Your task is to repeat the entries exactly. Leave the pictures out.

◆ **Stored dataset items**
■ ■ ■ ■ ■

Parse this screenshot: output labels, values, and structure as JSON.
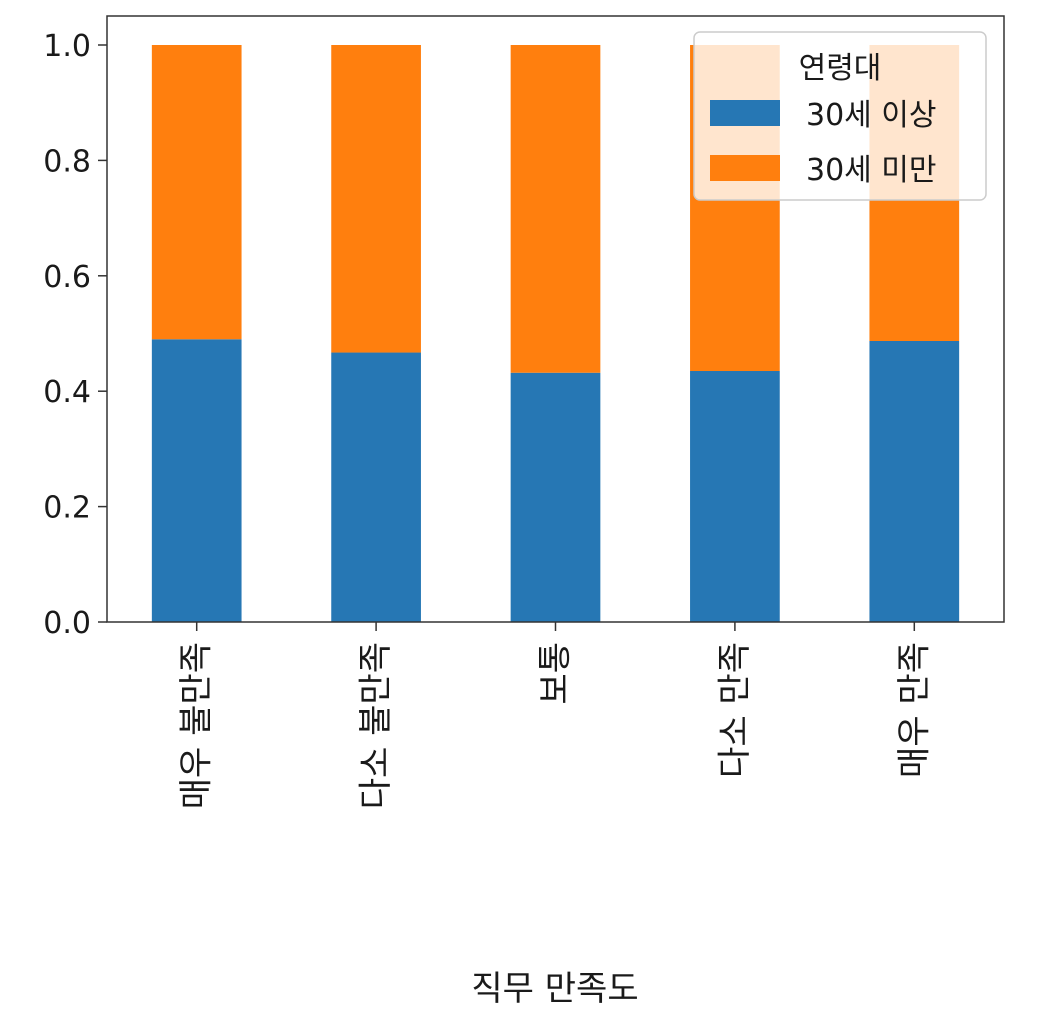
{
  "chart_data": {
    "type": "bar",
    "stacked": true,
    "categories": [
      "매우 불만족",
      "다소 불만족",
      "보통",
      "다소 만족",
      "매우 만족"
    ],
    "series": [
      {
        "name": "30세 이상",
        "color": "#2677b4",
        "values": [
          0.49,
          0.467,
          0.432,
          0.435,
          0.487
        ]
      },
      {
        "name": "30세 미만",
        "color": "#ff7f0e",
        "values": [
          0.51,
          0.533,
          0.568,
          0.565,
          0.513
        ]
      }
    ],
    "xlabel": "직무 만족도",
    "ylabel": "",
    "ylim": [
      0,
      1.0
    ],
    "yticks": [
      "0.0",
      "0.2",
      "0.4",
      "0.6",
      "0.8",
      "1.0"
    ],
    "legend": {
      "title": "연령대",
      "placement": "top-right"
    },
    "grid": false
  }
}
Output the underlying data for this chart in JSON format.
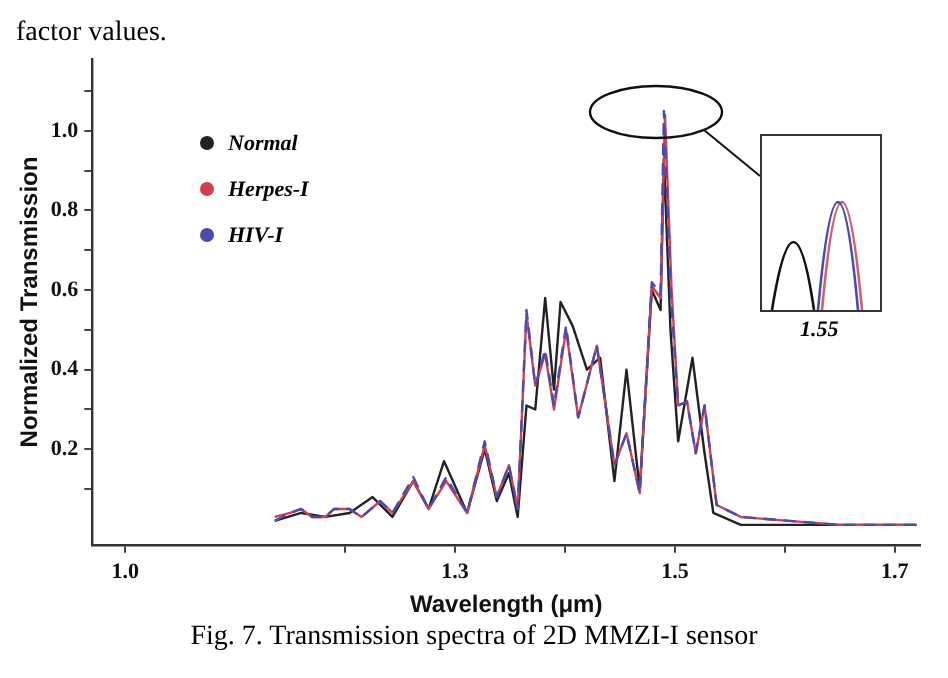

■ ■ ■ ■ ■

◆ **FINAL RESULT**
Parse this screenshot: output labels, values, and structure as JSON.
{
  "chart_data": {
    "type": "bar",
    "stacked": true,
    "categories": [
      "매우 불만족",
      "다소 불만족",
      "보통",
      "다소 만족",
      "매우 만족"
    ],
    "series": [
      {
        "name": "30세 이상",
        "color": "#2677b4",
        "values": [
          0.49,
          0.467,
          0.432,
          0.435,
          0.487
        ]
      },
      {
        "name": "30세 미만",
        "color": "#ff7f0e",
        "values": [
          0.51,
          0.533,
          0.568,
          0.565,
          0.513
        ]
      }
    ],
    "xlabel": "직무 만족도",
    "ylabel": "",
    "ylim": [
      0,
      1.0
    ],
    "yticks": [
      "0.0",
      "0.2",
      "0.4",
      "0.6",
      "0.8",
      "1.0"
    ],
    "legend": {
      "title": "연령대",
      "placement": "top-right"
    },
    "grid": false
  }
}
Output the underlying data for this chart in JSON format.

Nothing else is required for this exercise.